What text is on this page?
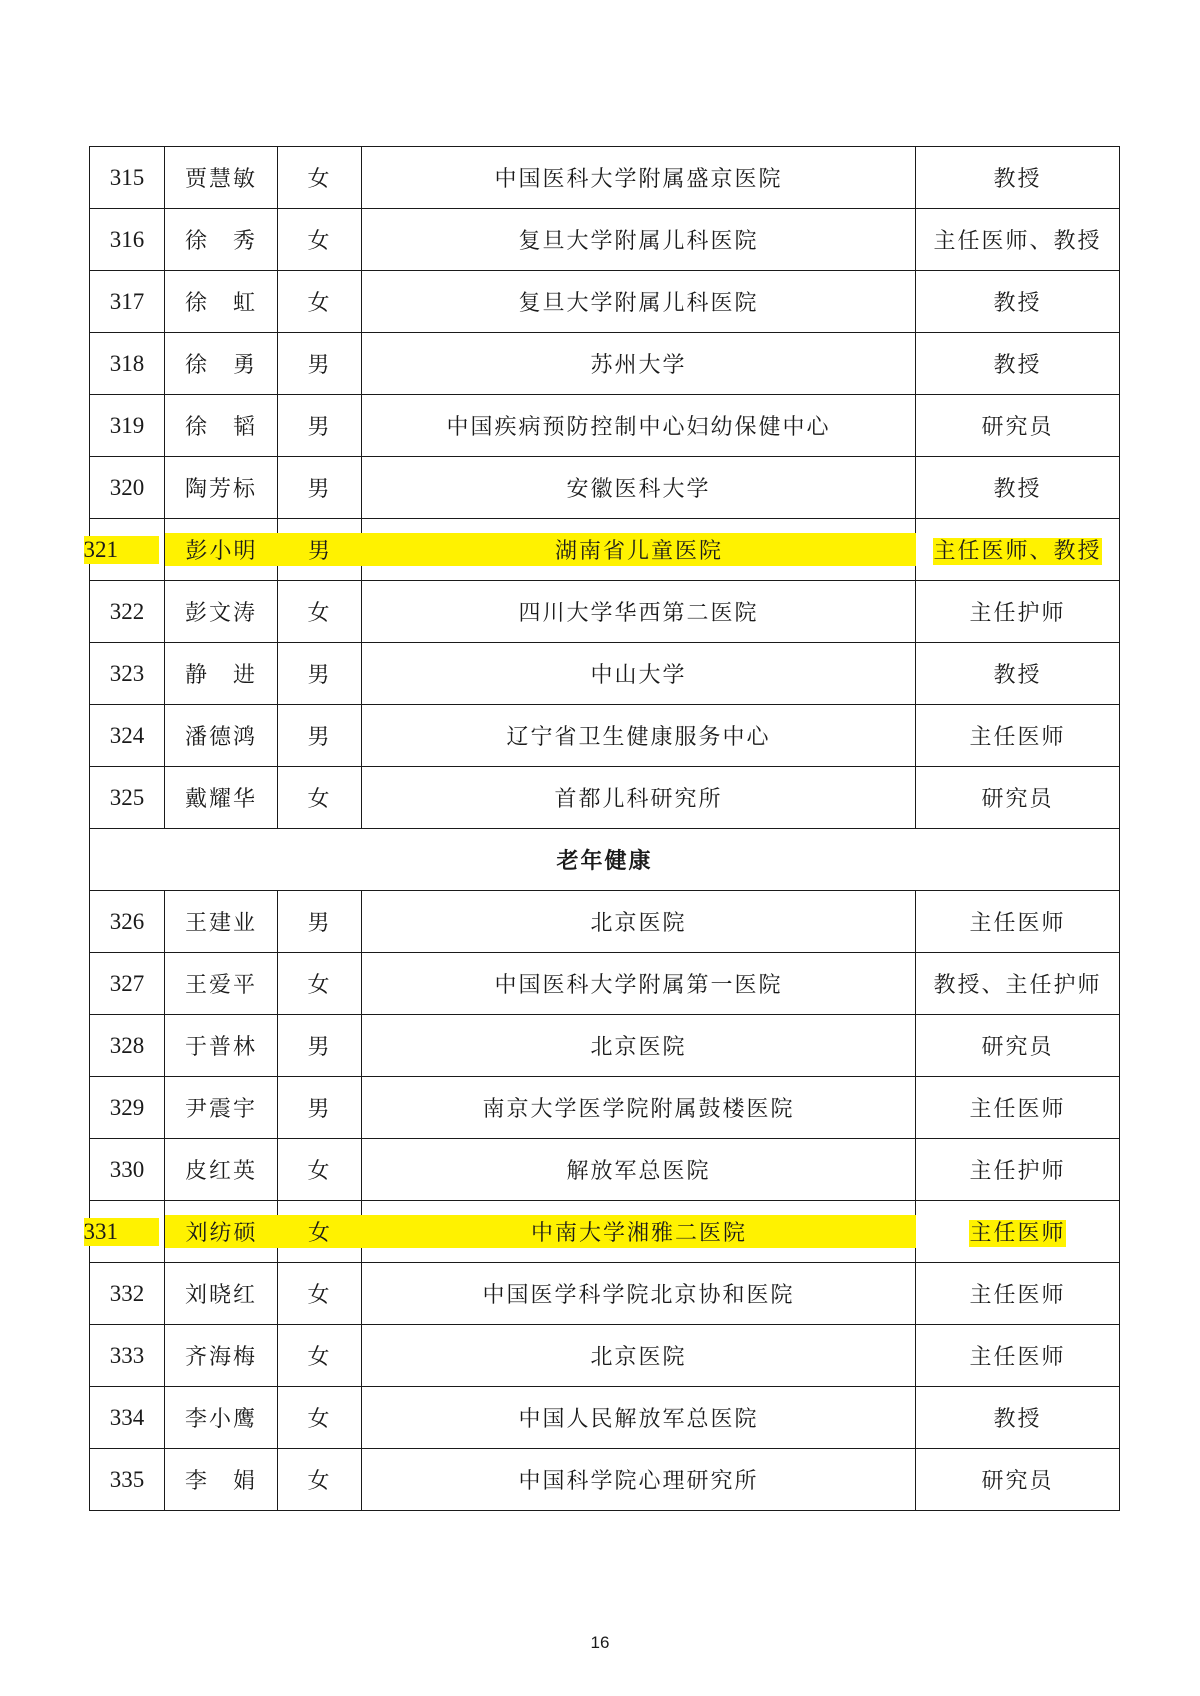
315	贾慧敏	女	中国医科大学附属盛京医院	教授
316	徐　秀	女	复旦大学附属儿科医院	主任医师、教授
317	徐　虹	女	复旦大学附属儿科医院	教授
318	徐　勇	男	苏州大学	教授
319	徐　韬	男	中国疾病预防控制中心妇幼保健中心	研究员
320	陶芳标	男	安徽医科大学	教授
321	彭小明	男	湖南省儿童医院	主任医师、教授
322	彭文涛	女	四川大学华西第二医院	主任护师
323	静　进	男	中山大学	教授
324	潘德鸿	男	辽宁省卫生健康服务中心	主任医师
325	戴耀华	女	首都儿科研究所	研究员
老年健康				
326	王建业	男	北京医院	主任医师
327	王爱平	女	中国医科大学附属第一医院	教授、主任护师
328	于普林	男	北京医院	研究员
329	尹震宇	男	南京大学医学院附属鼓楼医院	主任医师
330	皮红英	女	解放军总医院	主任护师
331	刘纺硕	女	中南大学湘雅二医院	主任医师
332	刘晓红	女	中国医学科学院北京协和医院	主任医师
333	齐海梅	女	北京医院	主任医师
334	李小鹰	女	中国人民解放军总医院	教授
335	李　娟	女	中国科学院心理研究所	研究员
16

Goal – Quote the material word for word, dropping any images it holds.

Result of this task –
What text is on this page?
315	贾慧敏	女	中国医科大学附属盛京医院	教授
316	徐　秀	女	复旦大学附属儿科医院	主任医师、教授
317	徐　虹	女	复旦大学附属儿科医院	教授
318	徐　勇	男	苏州大学	教授
319	徐　韬	男	中国疾病预防控制中心妇幼保健中心	研究员
320	陶芳标	男	安徽医科大学	教授
321	彭小明	男	湖南省儿童医院	主任医师、教授
322	彭文涛	女	四川大学华西第二医院	主任护师
323	静　进	男	中山大学	教授
324	潘德鸿	男	辽宁省卫生健康服务中心	主任医师
325	戴耀华	女	首都儿科研究所	研究员
老年健康				
326	王建业	男	北京医院	主任医师
327	王爱平	女	中国医科大学附属第一医院	教授、主任护师
328	于普林	男	北京医院	研究员
329	尹震宇	男	南京大学医学院附属鼓楼医院	主任医师
330	皮红英	女	解放军总医院	主任护师
331	刘纺硕	女	中南大学湘雅二医院	主任医师
332	刘晓红	女	中国医学科学院北京协和医院	主任医师
333	齐海梅	女	北京医院	主任医师
334	李小鹰	女	中国人民解放军总医院	教授
335	李　娟	女	中国科学院心理研究所	研究员
16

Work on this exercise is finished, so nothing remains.